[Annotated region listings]
*****

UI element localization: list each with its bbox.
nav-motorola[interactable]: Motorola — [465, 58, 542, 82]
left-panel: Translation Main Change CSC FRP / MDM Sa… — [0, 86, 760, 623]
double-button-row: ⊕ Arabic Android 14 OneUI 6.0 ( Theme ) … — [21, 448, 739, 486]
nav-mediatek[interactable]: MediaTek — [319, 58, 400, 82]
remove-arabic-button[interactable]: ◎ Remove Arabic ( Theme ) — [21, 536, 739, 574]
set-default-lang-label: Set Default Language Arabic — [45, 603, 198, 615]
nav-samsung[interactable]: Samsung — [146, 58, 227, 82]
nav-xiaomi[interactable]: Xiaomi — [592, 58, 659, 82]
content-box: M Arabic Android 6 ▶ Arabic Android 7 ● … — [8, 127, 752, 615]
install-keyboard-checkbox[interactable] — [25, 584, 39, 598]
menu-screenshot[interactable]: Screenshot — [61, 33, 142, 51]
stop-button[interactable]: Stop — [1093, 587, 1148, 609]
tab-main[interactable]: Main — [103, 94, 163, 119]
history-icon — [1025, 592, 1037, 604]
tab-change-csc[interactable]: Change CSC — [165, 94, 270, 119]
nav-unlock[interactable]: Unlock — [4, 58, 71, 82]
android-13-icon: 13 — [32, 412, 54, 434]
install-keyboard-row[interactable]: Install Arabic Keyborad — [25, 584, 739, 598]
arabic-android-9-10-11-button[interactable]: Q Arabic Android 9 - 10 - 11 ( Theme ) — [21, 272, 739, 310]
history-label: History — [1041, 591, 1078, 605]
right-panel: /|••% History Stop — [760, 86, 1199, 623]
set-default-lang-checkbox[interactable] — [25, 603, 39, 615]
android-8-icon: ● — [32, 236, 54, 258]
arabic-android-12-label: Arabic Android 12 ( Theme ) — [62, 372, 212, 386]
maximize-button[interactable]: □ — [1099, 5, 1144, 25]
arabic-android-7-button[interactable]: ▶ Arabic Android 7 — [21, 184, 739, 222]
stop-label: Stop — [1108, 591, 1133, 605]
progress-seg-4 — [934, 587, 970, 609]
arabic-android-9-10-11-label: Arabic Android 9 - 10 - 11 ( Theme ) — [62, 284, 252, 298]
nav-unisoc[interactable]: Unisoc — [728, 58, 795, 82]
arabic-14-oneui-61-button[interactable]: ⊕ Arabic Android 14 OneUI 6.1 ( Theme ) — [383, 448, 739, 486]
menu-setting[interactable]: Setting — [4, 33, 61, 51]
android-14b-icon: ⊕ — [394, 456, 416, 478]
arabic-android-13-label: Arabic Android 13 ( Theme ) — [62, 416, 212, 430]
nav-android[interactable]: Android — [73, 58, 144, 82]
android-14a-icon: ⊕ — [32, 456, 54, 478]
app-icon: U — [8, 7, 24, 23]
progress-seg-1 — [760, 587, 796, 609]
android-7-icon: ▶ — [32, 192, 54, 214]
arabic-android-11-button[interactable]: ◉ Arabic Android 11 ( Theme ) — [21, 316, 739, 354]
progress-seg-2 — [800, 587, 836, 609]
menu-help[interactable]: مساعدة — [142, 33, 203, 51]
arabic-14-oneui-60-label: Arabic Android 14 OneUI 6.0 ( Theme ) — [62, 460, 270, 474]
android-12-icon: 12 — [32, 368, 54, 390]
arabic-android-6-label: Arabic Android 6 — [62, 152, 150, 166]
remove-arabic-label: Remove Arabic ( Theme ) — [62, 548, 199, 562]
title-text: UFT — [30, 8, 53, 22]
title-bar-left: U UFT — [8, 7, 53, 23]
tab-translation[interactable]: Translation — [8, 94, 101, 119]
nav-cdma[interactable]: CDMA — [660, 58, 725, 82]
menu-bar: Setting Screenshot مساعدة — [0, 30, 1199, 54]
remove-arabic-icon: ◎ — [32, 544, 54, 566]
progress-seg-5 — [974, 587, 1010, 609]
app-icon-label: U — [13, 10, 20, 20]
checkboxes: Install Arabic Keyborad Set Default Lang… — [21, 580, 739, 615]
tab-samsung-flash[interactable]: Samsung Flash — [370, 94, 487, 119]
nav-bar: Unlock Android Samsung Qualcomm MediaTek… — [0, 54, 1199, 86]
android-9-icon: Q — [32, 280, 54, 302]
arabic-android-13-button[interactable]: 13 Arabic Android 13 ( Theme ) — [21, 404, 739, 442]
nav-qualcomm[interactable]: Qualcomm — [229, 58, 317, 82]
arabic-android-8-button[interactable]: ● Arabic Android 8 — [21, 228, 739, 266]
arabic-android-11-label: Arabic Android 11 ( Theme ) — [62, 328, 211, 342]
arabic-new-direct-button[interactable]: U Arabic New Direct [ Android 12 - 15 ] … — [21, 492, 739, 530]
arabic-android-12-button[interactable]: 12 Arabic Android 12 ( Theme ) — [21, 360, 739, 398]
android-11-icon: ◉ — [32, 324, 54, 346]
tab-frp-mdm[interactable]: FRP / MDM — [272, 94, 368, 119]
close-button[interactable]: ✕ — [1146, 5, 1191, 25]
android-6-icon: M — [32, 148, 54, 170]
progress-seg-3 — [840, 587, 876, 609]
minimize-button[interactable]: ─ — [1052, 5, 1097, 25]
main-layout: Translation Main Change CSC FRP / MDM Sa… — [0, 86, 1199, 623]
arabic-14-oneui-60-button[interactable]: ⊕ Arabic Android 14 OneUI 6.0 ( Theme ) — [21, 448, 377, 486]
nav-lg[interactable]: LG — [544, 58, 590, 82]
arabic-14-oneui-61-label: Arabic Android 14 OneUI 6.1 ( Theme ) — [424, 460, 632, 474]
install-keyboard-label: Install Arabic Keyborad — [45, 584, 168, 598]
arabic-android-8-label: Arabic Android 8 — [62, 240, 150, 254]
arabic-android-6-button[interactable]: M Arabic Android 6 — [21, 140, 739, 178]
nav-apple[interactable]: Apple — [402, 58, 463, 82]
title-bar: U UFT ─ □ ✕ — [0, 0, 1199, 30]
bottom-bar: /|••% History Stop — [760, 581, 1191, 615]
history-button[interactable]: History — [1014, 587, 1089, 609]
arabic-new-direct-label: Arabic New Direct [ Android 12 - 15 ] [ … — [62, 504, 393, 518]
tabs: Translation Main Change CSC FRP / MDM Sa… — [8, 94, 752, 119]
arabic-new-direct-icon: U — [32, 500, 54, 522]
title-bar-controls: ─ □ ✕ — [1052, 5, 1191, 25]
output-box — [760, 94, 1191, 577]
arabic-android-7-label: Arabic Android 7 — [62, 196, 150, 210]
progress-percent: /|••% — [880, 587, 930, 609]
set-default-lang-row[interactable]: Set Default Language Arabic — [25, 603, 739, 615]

*****

- **Exercise objective**: Rewrite every line of the material above, switching each "Arabic Android 7" to "Arabic Android 7.0" and leaving everything else unchanged.

- **Solution to the problem**:
UI element localization: list each with its bbox.
nav-motorola[interactable]: Motorola — [465, 58, 542, 82]
left-panel: Translation Main Change CSC FRP / MDM Sa… — [0, 86, 760, 623]
double-button-row: ⊕ Arabic Android 14 OneUI 6.0 ( Theme ) … — [21, 448, 739, 486]
nav-mediatek[interactable]: MediaTek — [319, 58, 400, 82]
remove-arabic-button[interactable]: ◎ Remove Arabic ( Theme ) — [21, 536, 739, 574]
set-default-lang-label: Set Default Language Arabic — [45, 603, 198, 615]
nav-samsung[interactable]: Samsung — [146, 58, 227, 82]
nav-xiaomi[interactable]: Xiaomi — [592, 58, 659, 82]
content-box: M Arabic Android 6 ▶ Arabic Android 7.0 ● … — [8, 127, 752, 615]
install-keyboard-checkbox[interactable] — [25, 584, 39, 598]
menu-screenshot[interactable]: Screenshot — [61, 33, 142, 51]
stop-button[interactable]: Stop — [1093, 587, 1148, 609]
tab-main[interactable]: Main — [103, 94, 163, 119]
history-icon — [1025, 592, 1037, 604]
tab-change-csc[interactable]: Change CSC — [165, 94, 270, 119]
nav-unlock[interactable]: Unlock — [4, 58, 71, 82]
android-13-icon: 13 — [32, 412, 54, 434]
install-keyboard-row[interactable]: Install Arabic Keyborad — [25, 584, 739, 598]
arabic-android-9-10-11-button[interactable]: Q Arabic Android 9 - 10 - 11 ( Theme ) — [21, 272, 739, 310]
history-label: History — [1041, 591, 1078, 605]
right-panel: /|••% History Stop — [760, 86, 1199, 623]
set-default-lang-checkbox[interactable] — [25, 603, 39, 615]
android-8-icon: ● — [32, 236, 54, 258]
arabic-android-12-label: Arabic Android 12 ( Theme ) — [62, 372, 212, 386]
maximize-button[interactable]: □ — [1099, 5, 1144, 25]
arabic-android-7-button[interactable]: ▶ Arabic Android 7.0 — [21, 184, 739, 222]
stop-label: Stop — [1108, 591, 1133, 605]
progress-seg-4 — [934, 587, 970, 609]
arabic-android-9-10-11-label: Arabic Android 9 - 10 - 11 ( Theme ) — [62, 284, 252, 298]
nav-unisoc[interactable]: Unisoc — [728, 58, 795, 82]
arabic-14-oneui-61-button[interactable]: ⊕ Arabic Android 14 OneUI 6.1 ( Theme ) — [383, 448, 739, 486]
menu-setting[interactable]: Setting — [4, 33, 61, 51]
android-14b-icon: ⊕ — [394, 456, 416, 478]
arabic-android-13-label: Arabic Android 13 ( Theme ) — [62, 416, 212, 430]
nav-android[interactable]: Android — [73, 58, 144, 82]
android-14a-icon: ⊕ — [32, 456, 54, 478]
app-icon: U — [8, 7, 24, 23]
progress-seg-1 — [760, 587, 796, 609]
android-7-icon: ▶ — [32, 192, 54, 214]
arabic-android-11-button[interactable]: ◉ Arabic Android 11 ( Theme ) — [21, 316, 739, 354]
progress-seg-2 — [800, 587, 836, 609]
menu-help[interactable]: مساعدة — [142, 33, 203, 51]
arabic-14-oneui-60-label: Arabic Android 14 OneUI 6.0 ( Theme ) — [62, 460, 270, 474]
android-12-icon: 12 — [32, 368, 54, 390]
arabic-android-6-label: Arabic Android 6 — [62, 152, 150, 166]
remove-arabic-label: Remove Arabic ( Theme ) — [62, 548, 199, 562]
title-text: UFT — [30, 8, 53, 22]
title-bar-left: U UFT — [8, 7, 53, 23]
tab-translation[interactable]: Translation — [8, 94, 101, 119]
nav-cdma[interactable]: CDMA — [660, 58, 725, 82]
menu-bar: Setting Screenshot مساعدة — [0, 30, 1199, 54]
remove-arabic-icon: ◎ — [32, 544, 54, 566]
progress-seg-5 — [974, 587, 1010, 609]
app-icon-label: U — [13, 10, 20, 20]
checkboxes: Install Arabic Keyborad Set Default Lang… — [21, 580, 739, 615]
tab-samsung-flash[interactable]: Samsung Flash — [370, 94, 487, 119]
nav-bar: Unlock Android Samsung Qualcomm MediaTek… — [0, 54, 1199, 86]
android-9-icon: Q — [32, 280, 54, 302]
arabic-android-13-button[interactable]: 13 Arabic Android 13 ( Theme ) — [21, 404, 739, 442]
nav-qualcomm[interactable]: Qualcomm — [229, 58, 317, 82]
arabic-android-8-button[interactable]: ● Arabic Android 8 — [21, 228, 739, 266]
arabic-android-11-label: Arabic Android 11 ( Theme ) — [62, 328, 211, 342]
arabic-new-direct-button[interactable]: U Arabic New Direct [ Android 12 - 15 ] … — [21, 492, 739, 530]
arabic-android-12-button[interactable]: 12 Arabic Android 12 ( Theme ) — [21, 360, 739, 398]
android-11-icon: ◉ — [32, 324, 54, 346]
tab-frp-mdm[interactable]: FRP / MDM — [272, 94, 368, 119]
close-button[interactable]: ✕ — [1146, 5, 1191, 25]
android-6-icon: M — [32, 148, 54, 170]
progress-seg-3 — [840, 587, 876, 609]
minimize-button[interactable]: ─ — [1052, 5, 1097, 25]
main-layout: Translation Main Change CSC FRP / MDM Sa… — [0, 86, 1199, 623]
arabic-14-oneui-60-button[interactable]: ⊕ Arabic Android 14 OneUI 6.0 ( Theme ) — [21, 448, 377, 486]
nav-lg[interactable]: LG — [544, 58, 590, 82]
arabic-14-oneui-61-label: Arabic Android 14 OneUI 6.1 ( Theme ) — [424, 460, 632, 474]
install-keyboard-label: Install Arabic Keyborad — [45, 584, 168, 598]
arabic-android-8-label: Arabic Android 8 — [62, 240, 150, 254]
arabic-android-6-button[interactable]: M Arabic Android 6 — [21, 140, 739, 178]
nav-apple[interactable]: Apple — [402, 58, 463, 82]
title-bar: U UFT ─ □ ✕ — [0, 0, 1199, 30]
bottom-bar: /|••% History Stop — [760, 581, 1191, 615]
history-button[interactable]: History — [1014, 587, 1089, 609]
arabic-new-direct-label: Arabic New Direct [ Android 12 - 15 ] [ … — [62, 504, 393, 518]
tabs: Translation Main Change CSC FRP / MDM Sa… — [8, 94, 752, 119]
arabic-new-direct-icon: U — [32, 500, 54, 522]
title-bar-controls: ─ □ ✕ — [1052, 5, 1191, 25]
output-box — [760, 94, 1191, 577]
arabic-android-7-label: Arabic Android 7.0 — [62, 196, 150, 210]
progress-percent: /|••% — [880, 587, 930, 609]
set-default-lang-row[interactable]: Set Default Language Arabic — [25, 603, 739, 615]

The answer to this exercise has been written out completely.